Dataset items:
☆ ☆ ☆ ☆ ☆ ☆ ☆
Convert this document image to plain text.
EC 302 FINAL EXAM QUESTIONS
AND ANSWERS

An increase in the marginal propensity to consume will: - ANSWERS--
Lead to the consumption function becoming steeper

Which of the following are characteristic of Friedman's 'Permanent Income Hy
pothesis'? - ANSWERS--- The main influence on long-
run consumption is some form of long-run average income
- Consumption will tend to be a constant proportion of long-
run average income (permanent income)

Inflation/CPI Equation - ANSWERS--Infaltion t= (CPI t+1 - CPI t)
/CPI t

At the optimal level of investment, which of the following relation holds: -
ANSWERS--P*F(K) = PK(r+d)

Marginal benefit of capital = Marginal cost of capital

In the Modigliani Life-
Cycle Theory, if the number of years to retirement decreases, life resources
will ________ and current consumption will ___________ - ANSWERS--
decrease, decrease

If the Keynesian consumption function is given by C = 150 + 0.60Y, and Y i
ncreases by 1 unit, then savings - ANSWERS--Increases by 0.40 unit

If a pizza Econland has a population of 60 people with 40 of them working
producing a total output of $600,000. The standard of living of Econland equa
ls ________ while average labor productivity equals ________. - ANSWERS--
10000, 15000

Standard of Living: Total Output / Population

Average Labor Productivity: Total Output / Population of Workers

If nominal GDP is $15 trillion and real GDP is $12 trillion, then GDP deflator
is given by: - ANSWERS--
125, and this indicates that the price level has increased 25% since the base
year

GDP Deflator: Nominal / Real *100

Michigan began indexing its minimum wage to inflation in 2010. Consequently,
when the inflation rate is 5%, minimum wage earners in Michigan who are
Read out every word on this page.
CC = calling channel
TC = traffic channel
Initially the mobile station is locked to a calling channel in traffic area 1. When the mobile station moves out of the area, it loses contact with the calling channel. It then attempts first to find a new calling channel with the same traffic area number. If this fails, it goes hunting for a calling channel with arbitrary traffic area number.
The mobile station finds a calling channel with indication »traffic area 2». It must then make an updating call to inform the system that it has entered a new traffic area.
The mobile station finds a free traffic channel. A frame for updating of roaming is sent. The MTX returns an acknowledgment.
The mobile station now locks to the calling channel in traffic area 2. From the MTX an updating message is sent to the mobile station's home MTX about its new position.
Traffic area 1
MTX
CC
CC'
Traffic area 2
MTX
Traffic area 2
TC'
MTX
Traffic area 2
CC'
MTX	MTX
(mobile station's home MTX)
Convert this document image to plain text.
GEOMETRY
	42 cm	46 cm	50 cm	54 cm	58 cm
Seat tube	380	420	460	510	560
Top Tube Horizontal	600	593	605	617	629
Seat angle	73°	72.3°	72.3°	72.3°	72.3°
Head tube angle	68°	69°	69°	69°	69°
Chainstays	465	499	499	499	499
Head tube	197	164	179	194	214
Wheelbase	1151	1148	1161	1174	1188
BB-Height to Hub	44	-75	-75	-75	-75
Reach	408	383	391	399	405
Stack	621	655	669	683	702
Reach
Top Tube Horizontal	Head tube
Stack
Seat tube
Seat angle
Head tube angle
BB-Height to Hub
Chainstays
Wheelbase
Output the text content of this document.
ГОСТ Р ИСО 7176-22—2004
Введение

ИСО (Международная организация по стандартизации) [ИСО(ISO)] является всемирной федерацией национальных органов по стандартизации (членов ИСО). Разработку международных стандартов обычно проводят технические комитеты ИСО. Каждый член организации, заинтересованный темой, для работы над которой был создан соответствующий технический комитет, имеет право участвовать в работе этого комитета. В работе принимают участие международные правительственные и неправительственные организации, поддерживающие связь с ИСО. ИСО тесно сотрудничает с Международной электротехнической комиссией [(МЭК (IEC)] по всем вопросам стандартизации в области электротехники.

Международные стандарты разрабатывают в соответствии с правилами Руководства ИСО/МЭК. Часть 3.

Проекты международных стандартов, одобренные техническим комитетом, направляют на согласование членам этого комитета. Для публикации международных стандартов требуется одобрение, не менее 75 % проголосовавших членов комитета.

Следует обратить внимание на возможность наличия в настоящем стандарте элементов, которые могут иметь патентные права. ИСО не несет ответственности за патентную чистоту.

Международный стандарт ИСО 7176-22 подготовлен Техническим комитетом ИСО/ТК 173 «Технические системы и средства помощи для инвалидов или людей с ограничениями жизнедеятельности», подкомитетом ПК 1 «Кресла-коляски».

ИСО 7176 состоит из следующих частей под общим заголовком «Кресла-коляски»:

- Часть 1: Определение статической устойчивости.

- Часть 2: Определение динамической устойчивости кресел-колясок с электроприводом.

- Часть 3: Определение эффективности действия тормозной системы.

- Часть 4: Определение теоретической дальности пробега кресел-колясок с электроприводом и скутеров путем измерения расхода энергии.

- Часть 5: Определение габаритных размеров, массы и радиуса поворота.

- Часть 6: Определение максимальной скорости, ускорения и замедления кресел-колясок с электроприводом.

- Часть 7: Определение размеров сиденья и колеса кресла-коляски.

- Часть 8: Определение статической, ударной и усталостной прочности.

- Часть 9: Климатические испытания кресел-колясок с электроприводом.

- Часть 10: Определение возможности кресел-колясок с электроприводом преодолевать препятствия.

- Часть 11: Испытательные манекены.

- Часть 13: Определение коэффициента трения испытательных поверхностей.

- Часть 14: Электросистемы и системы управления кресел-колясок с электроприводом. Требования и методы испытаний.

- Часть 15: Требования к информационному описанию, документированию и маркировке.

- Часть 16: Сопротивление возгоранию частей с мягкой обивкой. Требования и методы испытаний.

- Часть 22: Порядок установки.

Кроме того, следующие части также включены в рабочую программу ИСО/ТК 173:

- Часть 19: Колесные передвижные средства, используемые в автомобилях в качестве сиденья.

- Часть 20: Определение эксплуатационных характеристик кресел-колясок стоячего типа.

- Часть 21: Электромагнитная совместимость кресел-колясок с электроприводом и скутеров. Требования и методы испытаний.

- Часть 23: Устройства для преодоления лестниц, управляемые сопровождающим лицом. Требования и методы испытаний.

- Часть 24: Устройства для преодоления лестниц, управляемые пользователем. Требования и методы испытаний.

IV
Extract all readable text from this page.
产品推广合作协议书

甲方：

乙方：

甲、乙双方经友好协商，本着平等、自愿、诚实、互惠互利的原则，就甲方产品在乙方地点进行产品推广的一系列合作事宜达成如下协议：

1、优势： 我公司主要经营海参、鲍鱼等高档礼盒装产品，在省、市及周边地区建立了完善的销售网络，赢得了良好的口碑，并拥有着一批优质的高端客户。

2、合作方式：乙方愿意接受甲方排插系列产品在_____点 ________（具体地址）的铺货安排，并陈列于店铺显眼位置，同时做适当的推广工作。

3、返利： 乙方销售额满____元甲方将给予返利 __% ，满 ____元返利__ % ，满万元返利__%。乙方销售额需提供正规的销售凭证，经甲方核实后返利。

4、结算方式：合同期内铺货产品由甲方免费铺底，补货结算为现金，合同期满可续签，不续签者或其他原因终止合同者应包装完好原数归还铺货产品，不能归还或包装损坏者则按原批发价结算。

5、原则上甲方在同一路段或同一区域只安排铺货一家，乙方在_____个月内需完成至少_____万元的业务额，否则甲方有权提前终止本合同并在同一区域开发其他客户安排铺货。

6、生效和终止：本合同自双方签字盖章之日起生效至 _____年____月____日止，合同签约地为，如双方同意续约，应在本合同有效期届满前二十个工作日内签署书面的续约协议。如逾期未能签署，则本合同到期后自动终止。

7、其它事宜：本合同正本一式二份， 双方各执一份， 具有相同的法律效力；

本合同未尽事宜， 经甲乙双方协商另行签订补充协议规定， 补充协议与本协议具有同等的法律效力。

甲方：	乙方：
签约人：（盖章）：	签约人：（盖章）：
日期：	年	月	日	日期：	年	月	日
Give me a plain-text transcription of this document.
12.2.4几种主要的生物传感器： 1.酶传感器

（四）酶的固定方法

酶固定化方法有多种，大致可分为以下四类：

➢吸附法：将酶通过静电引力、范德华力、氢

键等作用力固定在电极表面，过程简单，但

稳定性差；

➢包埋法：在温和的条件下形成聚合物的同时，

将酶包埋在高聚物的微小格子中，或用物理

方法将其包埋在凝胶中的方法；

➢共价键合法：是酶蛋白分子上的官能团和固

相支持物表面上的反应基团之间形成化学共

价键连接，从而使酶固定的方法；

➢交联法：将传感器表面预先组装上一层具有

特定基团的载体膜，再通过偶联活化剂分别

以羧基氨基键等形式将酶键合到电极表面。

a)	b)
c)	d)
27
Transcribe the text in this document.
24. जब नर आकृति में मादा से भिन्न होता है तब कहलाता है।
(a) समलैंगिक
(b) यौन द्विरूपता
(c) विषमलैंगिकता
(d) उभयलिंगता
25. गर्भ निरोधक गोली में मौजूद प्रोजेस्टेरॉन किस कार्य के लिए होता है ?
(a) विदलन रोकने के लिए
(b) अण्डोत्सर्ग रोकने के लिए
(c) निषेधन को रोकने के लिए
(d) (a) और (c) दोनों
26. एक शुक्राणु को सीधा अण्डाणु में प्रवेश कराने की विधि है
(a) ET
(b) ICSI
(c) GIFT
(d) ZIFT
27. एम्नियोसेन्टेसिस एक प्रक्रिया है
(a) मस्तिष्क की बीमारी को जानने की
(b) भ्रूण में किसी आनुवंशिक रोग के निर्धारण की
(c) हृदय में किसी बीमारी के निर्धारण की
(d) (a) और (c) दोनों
☆ ☆ ☆ ☆ ☆ ☆ ☆
▸ PROMPT
Pull out every line holding "Michigan" from the records above, and copy it.

▸ THE RESULT
Michigan began indexing its minimum wage to inflation in 2010. Consequently,
when the inflation rate is 5%, minimum wage earners in Michigan who are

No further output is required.